Exercise goal.
Return the full listing exactly as it is written.

Recorded data.
┌────────

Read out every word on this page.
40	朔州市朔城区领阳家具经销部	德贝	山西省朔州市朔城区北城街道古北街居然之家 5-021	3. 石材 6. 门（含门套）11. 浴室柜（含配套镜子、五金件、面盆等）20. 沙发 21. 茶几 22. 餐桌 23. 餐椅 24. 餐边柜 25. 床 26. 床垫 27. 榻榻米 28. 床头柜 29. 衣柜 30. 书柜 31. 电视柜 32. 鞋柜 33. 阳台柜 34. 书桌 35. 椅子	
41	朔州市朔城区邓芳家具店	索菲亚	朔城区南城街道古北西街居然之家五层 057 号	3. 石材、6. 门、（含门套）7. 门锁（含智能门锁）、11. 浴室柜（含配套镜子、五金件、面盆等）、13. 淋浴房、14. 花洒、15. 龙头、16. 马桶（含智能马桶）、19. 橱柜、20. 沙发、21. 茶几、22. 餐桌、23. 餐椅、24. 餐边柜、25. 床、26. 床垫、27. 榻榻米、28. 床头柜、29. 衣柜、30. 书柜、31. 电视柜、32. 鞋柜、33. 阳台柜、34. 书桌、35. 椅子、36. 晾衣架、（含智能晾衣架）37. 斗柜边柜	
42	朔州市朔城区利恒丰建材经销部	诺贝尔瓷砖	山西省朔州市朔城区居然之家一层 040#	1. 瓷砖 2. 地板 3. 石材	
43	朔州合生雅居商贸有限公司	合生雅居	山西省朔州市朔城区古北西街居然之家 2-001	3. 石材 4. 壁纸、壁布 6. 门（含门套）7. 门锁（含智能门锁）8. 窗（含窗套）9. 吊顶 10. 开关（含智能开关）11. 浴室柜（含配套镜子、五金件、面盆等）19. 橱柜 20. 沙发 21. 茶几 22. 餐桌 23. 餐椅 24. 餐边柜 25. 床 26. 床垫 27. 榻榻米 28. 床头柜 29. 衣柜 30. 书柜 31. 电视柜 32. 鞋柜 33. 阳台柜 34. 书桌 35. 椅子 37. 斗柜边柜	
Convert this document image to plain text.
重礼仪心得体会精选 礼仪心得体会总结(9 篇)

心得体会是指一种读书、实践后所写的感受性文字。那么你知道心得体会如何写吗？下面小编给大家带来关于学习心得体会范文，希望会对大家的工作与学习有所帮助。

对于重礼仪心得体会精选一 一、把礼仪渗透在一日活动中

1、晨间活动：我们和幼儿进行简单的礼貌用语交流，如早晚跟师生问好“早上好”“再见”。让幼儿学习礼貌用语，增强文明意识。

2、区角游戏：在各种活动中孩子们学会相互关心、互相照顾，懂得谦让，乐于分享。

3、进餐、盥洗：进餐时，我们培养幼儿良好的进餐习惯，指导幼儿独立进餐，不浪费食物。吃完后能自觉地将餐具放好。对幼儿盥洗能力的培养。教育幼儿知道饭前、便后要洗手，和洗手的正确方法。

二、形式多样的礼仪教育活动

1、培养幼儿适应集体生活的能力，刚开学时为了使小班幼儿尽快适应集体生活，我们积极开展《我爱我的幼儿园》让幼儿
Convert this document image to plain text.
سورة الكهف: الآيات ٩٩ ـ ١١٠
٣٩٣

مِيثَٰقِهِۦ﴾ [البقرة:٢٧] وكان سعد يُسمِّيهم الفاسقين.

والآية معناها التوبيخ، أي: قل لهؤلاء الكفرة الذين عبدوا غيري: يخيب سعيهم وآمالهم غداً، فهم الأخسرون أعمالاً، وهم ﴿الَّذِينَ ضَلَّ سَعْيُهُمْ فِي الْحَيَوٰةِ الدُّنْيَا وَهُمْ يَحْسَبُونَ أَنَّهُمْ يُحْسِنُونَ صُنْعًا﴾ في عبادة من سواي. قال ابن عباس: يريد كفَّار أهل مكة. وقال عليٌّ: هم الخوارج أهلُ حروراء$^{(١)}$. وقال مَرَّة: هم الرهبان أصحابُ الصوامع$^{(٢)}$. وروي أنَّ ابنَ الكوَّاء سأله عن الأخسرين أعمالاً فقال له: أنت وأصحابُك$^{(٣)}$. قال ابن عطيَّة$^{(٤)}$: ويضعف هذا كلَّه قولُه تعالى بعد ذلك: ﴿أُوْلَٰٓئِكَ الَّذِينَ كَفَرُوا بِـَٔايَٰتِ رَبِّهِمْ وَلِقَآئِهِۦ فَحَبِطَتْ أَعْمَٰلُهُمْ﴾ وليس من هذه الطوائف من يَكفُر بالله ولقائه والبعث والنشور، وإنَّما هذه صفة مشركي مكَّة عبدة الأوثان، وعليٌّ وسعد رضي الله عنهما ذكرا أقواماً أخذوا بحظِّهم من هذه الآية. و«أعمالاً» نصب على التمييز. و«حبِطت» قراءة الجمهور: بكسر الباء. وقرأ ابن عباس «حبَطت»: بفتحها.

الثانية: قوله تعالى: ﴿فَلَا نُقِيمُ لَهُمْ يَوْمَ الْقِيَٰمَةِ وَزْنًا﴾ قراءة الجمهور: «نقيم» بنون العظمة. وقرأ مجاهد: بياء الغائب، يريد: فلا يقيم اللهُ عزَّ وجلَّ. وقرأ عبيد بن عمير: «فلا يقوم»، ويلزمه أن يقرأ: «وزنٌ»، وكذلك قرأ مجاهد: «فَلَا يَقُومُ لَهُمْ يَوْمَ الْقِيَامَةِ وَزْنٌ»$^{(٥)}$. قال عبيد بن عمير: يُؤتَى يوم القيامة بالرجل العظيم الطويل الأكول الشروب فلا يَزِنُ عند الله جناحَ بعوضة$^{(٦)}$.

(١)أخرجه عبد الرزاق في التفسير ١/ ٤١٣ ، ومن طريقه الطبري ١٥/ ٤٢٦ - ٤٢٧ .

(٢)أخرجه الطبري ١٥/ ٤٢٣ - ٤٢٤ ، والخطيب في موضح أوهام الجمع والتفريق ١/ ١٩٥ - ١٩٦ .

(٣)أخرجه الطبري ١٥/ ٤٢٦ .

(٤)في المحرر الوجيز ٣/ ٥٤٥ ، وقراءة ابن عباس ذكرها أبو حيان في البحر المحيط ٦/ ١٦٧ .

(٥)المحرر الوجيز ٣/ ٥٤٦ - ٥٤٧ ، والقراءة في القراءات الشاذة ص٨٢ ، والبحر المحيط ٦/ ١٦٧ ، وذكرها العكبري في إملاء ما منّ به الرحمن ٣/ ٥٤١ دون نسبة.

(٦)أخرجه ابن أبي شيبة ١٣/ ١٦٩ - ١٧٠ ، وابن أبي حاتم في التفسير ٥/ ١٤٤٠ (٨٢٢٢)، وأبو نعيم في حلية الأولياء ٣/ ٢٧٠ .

└────────

Output of the task.
Read out every word on this page.
40	朔州市朔城区领阳家具经销部	德贝	山西省朔州市朔城区北城街道古北街居然之家 5-021	3. 石材 6. 门（含门套）11. 浴室柜（含配套镜子、五金件、面盆等）20. 沙发 21. 茶几 22. 餐桌 23. 餐椅 24. 餐边柜 25. 床 26. 床垫 27. 榻榻米 28. 床头柜 29. 衣柜 30. 书柜 31. 电视柜 32. 鞋柜 33. 阳台柜 34. 书桌 35. 椅子	
41	朔州市朔城区邓芳家具店	索菲亚	朔城区南城街道古北西街居然之家五层 057 号	3. 石材、6. 门、（含门套）7. 门锁（含智能门锁）、11. 浴室柜（含配套镜子、五金件、面盆等）、13. 淋浴房、14. 花洒、15. 龙头、16. 马桶（含智能马桶）、19. 橱柜、20. 沙发、21. 茶几、22. 餐桌、23. 餐椅、24. 餐边柜、25. 床、26. 床垫、27. 榻榻米、28. 床头柜、29. 衣柜、30. 书柜、31. 电视柜、32. 鞋柜、33. 阳台柜、34. 书桌、35. 椅子、36. 晾衣架、（含智能晾衣架）37. 斗柜边柜	
42	朔州市朔城区利恒丰建材经销部	诺贝尔瓷砖	山西省朔州市朔城区居然之家一层 040#	1. 瓷砖 2. 地板 3. 石材	
43	朔州合生雅居商贸有限公司	合生雅居	山西省朔州市朔城区古北西街居然之家 2-001	3. 石材 4. 壁纸、壁布 6. 门（含门套）7. 门锁（含智能门锁）8. 窗（含窗套）9. 吊顶 10. 开关（含智能开关）11. 浴室柜（含配套镜子、五金件、面盆等）19. 橱柜 20. 沙发 21. 茶几 22. 餐桌 23. 餐椅 24. 餐边柜 25. 床 26. 床垫 27. 榻榻米 28. 床头柜 29. 衣柜 30. 书柜 31. 电视柜 32. 鞋柜 33. 阳台柜 34. 书桌 35. 椅子 37. 斗柜边柜	
Convert this document image to plain text.
重礼仪心得体会精选 礼仪心得体会总结(9 篇)

心得体会是指一种读书、实践后所写的感受性文字。那么你知道心得体会如何写吗？下面小编给大家带来关于学习心得体会范文，希望会对大家的工作与学习有所帮助。

对于重礼仪心得体会精选一 一、把礼仪渗透在一日活动中

1、晨间活动：我们和幼儿进行简单的礼貌用语交流，如早晚跟师生问好“早上好”“再见”。让幼儿学习礼貌用语，增强文明意识。

2、区角游戏：在各种活动中孩子们学会相互关心、互相照顾，懂得谦让，乐于分享。

3、进餐、盥洗：进餐时，我们培养幼儿良好的进餐习惯，指导幼儿独立进餐，不浪费食物。吃完后能自觉地将餐具放好。对幼儿盥洗能力的培养。教育幼儿知道饭前、便后要洗手，和洗手的正确方法。

二、形式多样的礼仪教育活动

1、培养幼儿适应集体生活的能力，刚开学时为了使小班幼儿尽快适应集体生活，我们积极开展《我爱我的幼儿园》让幼儿
Convert this document image to plain text.
سورة الكهف: الآيات ٩٩ ـ ١١٠
٣٩٣

مِيثَٰقِهِۦ﴾ [البقرة:٢٧] وكان سعد يُسمِّيهم الفاسقين.

والآية معناها التوبيخ، أي: قل لهؤلاء الكفرة الذين عبدوا غيري: يخيب سعيهم وآمالهم غداً، فهم الأخسرون أعمالاً، وهم ﴿الَّذِينَ ضَلَّ سَعْيُهُمْ فِي الْحَيَوٰةِ الدُّنْيَا وَهُمْ يَحْسَبُونَ أَنَّهُمْ يُحْسِنُونَ صُنْعًا﴾ في عبادة من سواي. قال ابن عباس: يريد كفَّار أهل مكة. وقال عليٌّ: هم الخوارج أهلُ حروراء$^{(١)}$. وقال مَرَّة: هم الرهبان أصحابُ الصوامع$^{(٢)}$. وروي أنَّ ابنَ الكوَّاء سأله عن الأخسرين أعمالاً فقال له: أنت وأصحابُك$^{(٣)}$. قال ابن عطيَّة$^{(٤)}$: ويضعف هذا كلَّه قولُه تعالى بعد ذلك: ﴿أُوْلَٰٓئِكَ الَّذِينَ كَفَرُوا بِـَٔايَٰتِ رَبِّهِمْ وَلِقَآئِهِۦ فَحَبِطَتْ أَعْمَٰلُهُمْ﴾ وليس من هذه الطوائف من يَكفُر بالله ولقائه والبعث والنشور، وإنَّما هذه صفة مشركي مكَّة عبدة الأوثان، وعليٌّ وسعد رضي الله عنهما ذكرا أقواماً أخذوا بحظِّهم من هذه الآية. و«أعمالاً» نصب على التمييز. و«حبِطت» قراءة الجمهور: بكسر الباء. وقرأ ابن عباس «حبَطت»: بفتحها.

الثانية: قوله تعالى: ﴿فَلَا نُقِيمُ لَهُمْ يَوْمَ الْقِيَٰمَةِ وَزْنًا﴾ قراءة الجمهور: «نقيم» بنون العظمة. وقرأ مجاهد: بياء الغائب، يريد: فلا يقيم اللهُ عزَّ وجلَّ. وقرأ عبيد بن عمير: «فلا يقوم»، ويلزمه أن يقرأ: «وزنٌ»، وكذلك قرأ مجاهد: «فَلَا يَقُومُ لَهُمْ يَوْمَ الْقِيَامَةِ وَزْنٌ»$^{(٥)}$. قال عبيد بن عمير: يُؤتَى يوم القيامة بالرجل العظيم الطويل الأكول الشروب فلا يَزِنُ عند الله جناحَ بعوضة$^{(٦)}$.

(١)أخرجه عبد الرزاق في التفسير ١/ ٤١٣ ، ومن طريقه الطبري ١٥/ ٤٢٦ - ٤٢٧ .

(٢)أخرجه الطبري ١٥/ ٤٢٣ - ٤٢٤ ، والخطيب في موضح أوهام الجمع والتفريق ١/ ١٩٥ - ١٩٦ .

(٣)أخرجه الطبري ١٥/ ٤٢٦ .

(٤)في المحرر الوجيز ٣/ ٥٤٥ ، وقراءة ابن عباس ذكرها أبو حيان في البحر المحيط ٦/ ١٦٧ .

(٥)المحرر الوجيز ٣/ ٥٤٦ - ٥٤٧ ، والقراءة في القراءات الشاذة ص٨٢ ، والبحر المحيط ٦/ ١٦٧ ، وذكرها العكبري في إملاء ما منّ به الرحمن ٣/ ٥٤١ دون نسبة.

(٦)أخرجه ابن أبي شيبة ١٣/ ١٦٩ - ١٧٠ ، وابن أبي حاتم في التفسير ٥/ ١٤٤٠ (٨٢٢٢)، وأبو نعيم في حلية الأولياء ٣/ ٢٧٠ .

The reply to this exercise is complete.